## Direction
Copy everything in the data below exactly except the pictures.

## Task data
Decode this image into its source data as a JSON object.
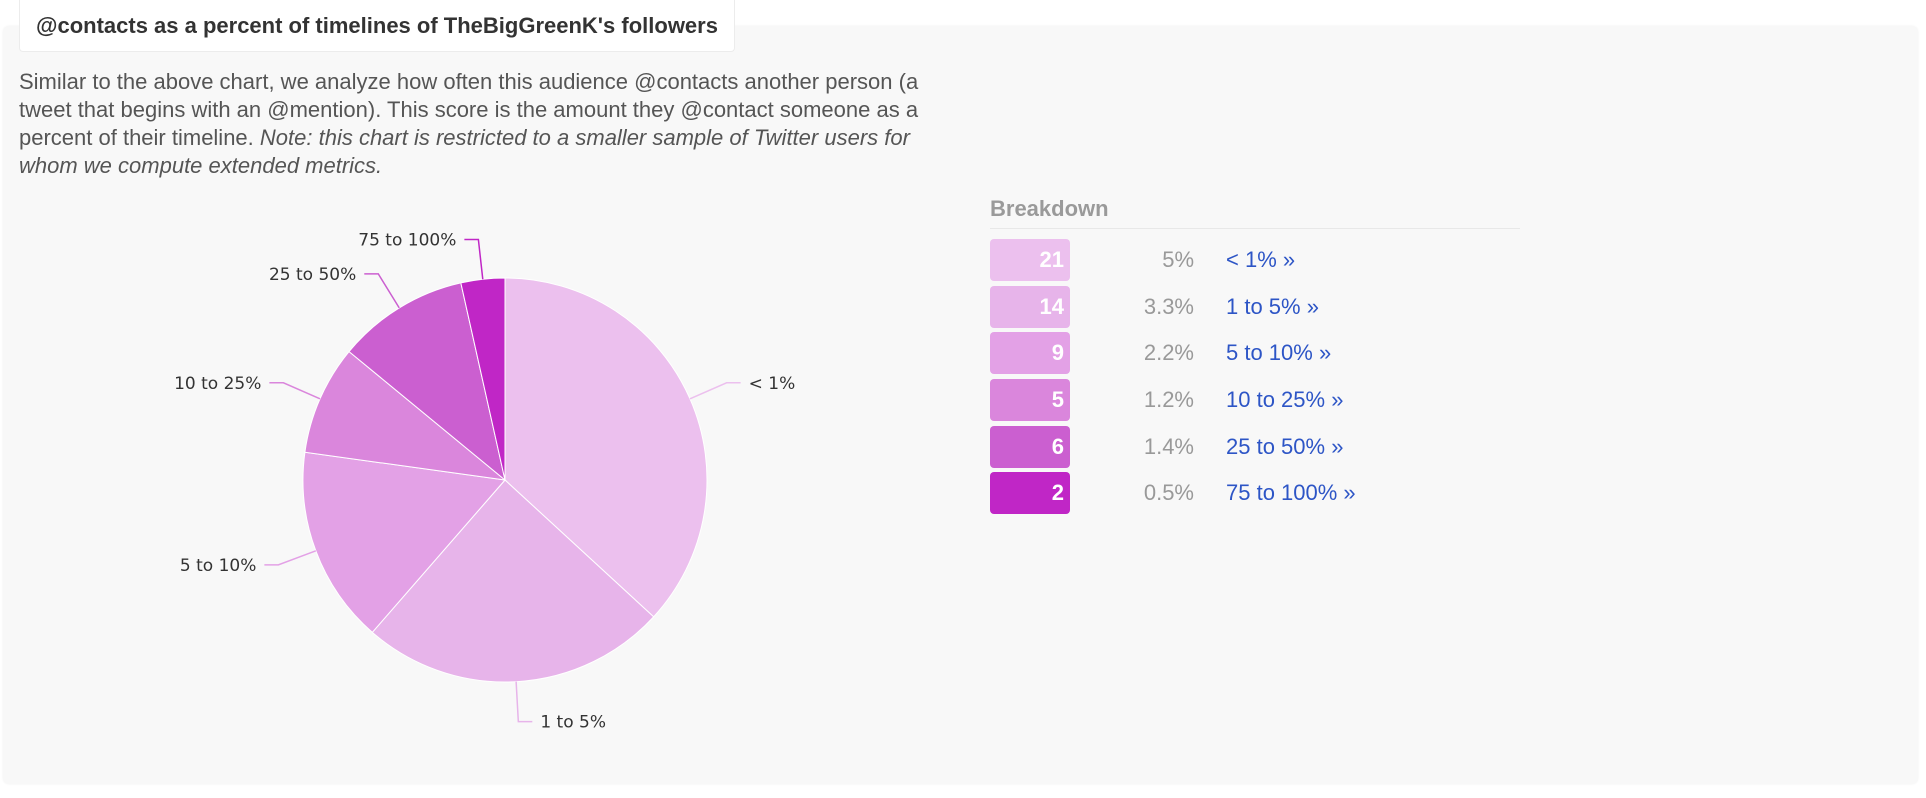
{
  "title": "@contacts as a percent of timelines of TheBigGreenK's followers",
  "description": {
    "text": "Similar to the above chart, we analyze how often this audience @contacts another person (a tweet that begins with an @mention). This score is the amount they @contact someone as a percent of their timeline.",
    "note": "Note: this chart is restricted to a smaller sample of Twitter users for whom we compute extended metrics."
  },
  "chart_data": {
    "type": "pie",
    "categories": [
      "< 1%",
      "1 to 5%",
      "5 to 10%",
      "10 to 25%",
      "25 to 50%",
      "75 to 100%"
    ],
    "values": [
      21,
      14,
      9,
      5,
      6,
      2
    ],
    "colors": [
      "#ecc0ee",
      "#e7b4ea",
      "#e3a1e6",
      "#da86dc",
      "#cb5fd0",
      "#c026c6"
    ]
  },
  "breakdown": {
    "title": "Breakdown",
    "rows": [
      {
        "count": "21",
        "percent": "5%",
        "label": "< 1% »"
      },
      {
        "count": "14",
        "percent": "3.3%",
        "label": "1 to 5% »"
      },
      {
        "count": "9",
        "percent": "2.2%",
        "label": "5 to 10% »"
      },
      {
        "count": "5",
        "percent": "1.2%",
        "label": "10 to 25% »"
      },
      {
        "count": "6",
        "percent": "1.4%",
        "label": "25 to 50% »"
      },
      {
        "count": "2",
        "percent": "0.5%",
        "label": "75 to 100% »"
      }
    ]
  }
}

## Exercise answer
Decode this image into its source data as a JSON object.
{
  "title": "@contacts as a percent of timelines of TheBigGreenK's followers",
  "description": {
    "text": "Similar to the above chart, we analyze how often this audience @contacts another person (a tweet that begins with an @mention). This score is the amount they @contact someone as a percent of their timeline.",
    "note": "Note: this chart is restricted to a smaller sample of Twitter users for whom we compute extended metrics."
  },
  "chart_data": {
    "type": "pie",
    "categories": [
      "< 1%",
      "1 to 5%",
      "5 to 10%",
      "10 to 25%",
      "25 to 50%",
      "75 to 100%"
    ],
    "values": [
      21,
      14,
      9,
      5,
      6,
      2
    ],
    "colors": [
      "#ecc0ee",
      "#e7b4ea",
      "#e3a1e6",
      "#da86dc",
      "#cb5fd0",
      "#c026c6"
    ]
  },
  "breakdown": {
    "title": "Breakdown",
    "rows": [
      {
        "count": "21",
        "percent": "5%",
        "label": "< 1% »"
      },
      {
        "count": "14",
        "percent": "3.3%",
        "label": "1 to 5% »"
      },
      {
        "count": "9",
        "percent": "2.2%",
        "label": "5 to 10% »"
      },
      {
        "count": "5",
        "percent": "1.2%",
        "label": "10 to 25% »"
      },
      {
        "count": "6",
        "percent": "1.4%",
        "label": "25 to 50% »"
      },
      {
        "count": "2",
        "percent": "0.5%",
        "label": "75 to 100% »"
      }
    ]
  }
}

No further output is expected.